[Source data]
::::::
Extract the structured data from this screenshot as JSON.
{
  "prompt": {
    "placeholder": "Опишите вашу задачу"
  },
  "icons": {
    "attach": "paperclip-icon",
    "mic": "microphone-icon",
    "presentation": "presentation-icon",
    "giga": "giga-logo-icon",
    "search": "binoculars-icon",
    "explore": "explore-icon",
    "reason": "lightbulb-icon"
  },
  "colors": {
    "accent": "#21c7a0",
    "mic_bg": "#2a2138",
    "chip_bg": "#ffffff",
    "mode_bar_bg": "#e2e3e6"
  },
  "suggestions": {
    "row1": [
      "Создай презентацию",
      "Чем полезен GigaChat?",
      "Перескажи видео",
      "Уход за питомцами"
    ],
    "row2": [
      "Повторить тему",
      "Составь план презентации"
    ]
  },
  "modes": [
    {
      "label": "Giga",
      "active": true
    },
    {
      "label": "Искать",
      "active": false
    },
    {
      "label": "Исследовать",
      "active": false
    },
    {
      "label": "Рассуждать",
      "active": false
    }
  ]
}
::::::
◆ **Set exercise**: In the records above, how many lines contain the word "label"? Give the number alone.

◆ **Worked answer**: 4